_TASK INSTRUCTIONS_. Your answer should hold every line of the records below that contains the string "Barcoded".

_RECORDED INFORMATION_.
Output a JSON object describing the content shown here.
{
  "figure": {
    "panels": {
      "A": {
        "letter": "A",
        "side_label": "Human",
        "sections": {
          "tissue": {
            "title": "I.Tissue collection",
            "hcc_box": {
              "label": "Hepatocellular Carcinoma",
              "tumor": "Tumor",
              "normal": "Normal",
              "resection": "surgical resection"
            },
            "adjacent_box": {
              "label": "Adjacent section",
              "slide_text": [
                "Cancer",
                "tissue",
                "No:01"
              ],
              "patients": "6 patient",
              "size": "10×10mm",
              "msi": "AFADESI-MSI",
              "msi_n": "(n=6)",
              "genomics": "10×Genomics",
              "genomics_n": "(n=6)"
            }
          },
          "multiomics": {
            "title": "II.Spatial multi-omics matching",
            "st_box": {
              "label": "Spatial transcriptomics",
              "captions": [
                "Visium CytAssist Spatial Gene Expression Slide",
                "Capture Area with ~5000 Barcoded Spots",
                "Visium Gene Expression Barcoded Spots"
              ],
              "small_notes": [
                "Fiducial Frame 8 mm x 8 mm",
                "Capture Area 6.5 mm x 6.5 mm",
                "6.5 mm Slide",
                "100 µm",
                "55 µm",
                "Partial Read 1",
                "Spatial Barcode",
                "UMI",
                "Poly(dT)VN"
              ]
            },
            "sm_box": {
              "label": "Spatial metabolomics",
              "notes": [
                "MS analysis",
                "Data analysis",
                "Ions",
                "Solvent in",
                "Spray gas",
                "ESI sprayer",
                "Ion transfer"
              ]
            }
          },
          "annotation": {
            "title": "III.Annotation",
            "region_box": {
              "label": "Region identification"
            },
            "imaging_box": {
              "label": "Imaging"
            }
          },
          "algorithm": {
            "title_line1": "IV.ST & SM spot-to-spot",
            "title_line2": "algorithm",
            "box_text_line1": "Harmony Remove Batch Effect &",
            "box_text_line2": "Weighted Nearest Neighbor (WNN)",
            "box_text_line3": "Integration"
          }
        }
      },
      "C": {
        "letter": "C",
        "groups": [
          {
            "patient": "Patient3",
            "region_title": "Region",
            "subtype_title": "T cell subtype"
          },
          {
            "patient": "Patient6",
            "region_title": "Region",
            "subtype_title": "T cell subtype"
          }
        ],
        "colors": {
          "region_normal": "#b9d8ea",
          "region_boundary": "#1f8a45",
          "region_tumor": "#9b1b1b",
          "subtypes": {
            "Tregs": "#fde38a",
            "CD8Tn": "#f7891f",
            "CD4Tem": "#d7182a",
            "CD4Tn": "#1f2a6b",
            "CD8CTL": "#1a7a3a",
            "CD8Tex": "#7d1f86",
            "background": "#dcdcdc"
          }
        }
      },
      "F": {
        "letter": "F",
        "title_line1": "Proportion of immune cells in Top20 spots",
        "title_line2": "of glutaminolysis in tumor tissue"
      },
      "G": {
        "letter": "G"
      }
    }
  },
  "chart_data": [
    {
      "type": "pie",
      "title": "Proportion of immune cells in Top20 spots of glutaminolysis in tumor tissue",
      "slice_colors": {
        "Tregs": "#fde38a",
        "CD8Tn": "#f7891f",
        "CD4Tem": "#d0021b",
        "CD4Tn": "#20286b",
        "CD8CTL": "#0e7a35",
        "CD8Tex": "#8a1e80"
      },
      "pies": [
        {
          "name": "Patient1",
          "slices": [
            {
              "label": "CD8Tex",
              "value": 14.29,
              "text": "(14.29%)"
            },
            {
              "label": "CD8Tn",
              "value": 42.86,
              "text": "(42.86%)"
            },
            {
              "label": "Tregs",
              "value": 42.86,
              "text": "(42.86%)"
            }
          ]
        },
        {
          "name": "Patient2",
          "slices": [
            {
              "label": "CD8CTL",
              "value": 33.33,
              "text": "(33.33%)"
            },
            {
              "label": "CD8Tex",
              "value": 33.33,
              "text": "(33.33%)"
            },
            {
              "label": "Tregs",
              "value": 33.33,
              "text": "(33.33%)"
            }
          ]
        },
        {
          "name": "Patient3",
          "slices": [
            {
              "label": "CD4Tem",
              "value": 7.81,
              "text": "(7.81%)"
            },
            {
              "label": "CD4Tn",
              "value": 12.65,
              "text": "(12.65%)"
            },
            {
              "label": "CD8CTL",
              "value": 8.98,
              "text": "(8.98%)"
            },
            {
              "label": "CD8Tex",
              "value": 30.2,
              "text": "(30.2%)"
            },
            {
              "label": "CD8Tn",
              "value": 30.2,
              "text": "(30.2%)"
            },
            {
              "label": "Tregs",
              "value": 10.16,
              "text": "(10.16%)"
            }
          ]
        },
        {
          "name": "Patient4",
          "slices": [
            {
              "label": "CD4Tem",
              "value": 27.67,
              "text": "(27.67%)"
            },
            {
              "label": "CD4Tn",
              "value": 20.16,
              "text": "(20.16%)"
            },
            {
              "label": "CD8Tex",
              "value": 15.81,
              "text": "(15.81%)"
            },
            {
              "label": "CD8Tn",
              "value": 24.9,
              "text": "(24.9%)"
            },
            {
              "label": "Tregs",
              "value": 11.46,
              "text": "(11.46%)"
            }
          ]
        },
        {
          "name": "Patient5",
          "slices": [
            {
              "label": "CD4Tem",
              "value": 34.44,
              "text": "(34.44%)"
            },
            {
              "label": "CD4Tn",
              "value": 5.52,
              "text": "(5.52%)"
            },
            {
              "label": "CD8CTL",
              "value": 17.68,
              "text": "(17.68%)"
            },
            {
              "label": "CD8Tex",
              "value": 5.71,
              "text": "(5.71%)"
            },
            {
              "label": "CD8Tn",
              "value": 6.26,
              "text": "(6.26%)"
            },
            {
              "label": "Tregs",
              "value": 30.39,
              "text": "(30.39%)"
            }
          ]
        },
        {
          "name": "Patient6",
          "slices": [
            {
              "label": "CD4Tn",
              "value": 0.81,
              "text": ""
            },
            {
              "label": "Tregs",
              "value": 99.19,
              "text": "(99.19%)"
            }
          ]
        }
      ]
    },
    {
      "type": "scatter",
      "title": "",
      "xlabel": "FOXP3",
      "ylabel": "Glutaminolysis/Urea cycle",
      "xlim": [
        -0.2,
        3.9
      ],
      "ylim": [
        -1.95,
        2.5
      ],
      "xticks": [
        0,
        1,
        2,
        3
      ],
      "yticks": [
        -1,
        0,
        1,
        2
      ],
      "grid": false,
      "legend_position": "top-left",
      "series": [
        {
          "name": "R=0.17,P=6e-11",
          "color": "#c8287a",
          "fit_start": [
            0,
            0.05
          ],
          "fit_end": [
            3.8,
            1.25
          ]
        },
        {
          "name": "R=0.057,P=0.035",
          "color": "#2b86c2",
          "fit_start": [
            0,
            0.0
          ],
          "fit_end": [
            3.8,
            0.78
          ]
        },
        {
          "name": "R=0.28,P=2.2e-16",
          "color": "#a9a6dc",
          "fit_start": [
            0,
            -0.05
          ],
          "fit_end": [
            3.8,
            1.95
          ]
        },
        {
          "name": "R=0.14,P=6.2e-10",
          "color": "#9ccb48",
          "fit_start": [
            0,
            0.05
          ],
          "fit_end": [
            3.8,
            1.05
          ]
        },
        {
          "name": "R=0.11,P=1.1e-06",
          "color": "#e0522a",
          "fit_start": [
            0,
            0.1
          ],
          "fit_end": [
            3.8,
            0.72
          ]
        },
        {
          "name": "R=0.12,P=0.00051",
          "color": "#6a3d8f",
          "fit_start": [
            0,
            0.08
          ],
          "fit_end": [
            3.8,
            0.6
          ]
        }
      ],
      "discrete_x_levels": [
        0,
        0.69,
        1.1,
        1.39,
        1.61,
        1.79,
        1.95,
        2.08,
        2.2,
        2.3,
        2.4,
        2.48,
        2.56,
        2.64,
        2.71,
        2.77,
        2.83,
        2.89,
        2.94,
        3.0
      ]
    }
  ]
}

_COMPLETED EXERCISE_.
                "Capture Area with ~5000 Barcoded Spots",
                "Visium Gene Expression Barcoded Spots"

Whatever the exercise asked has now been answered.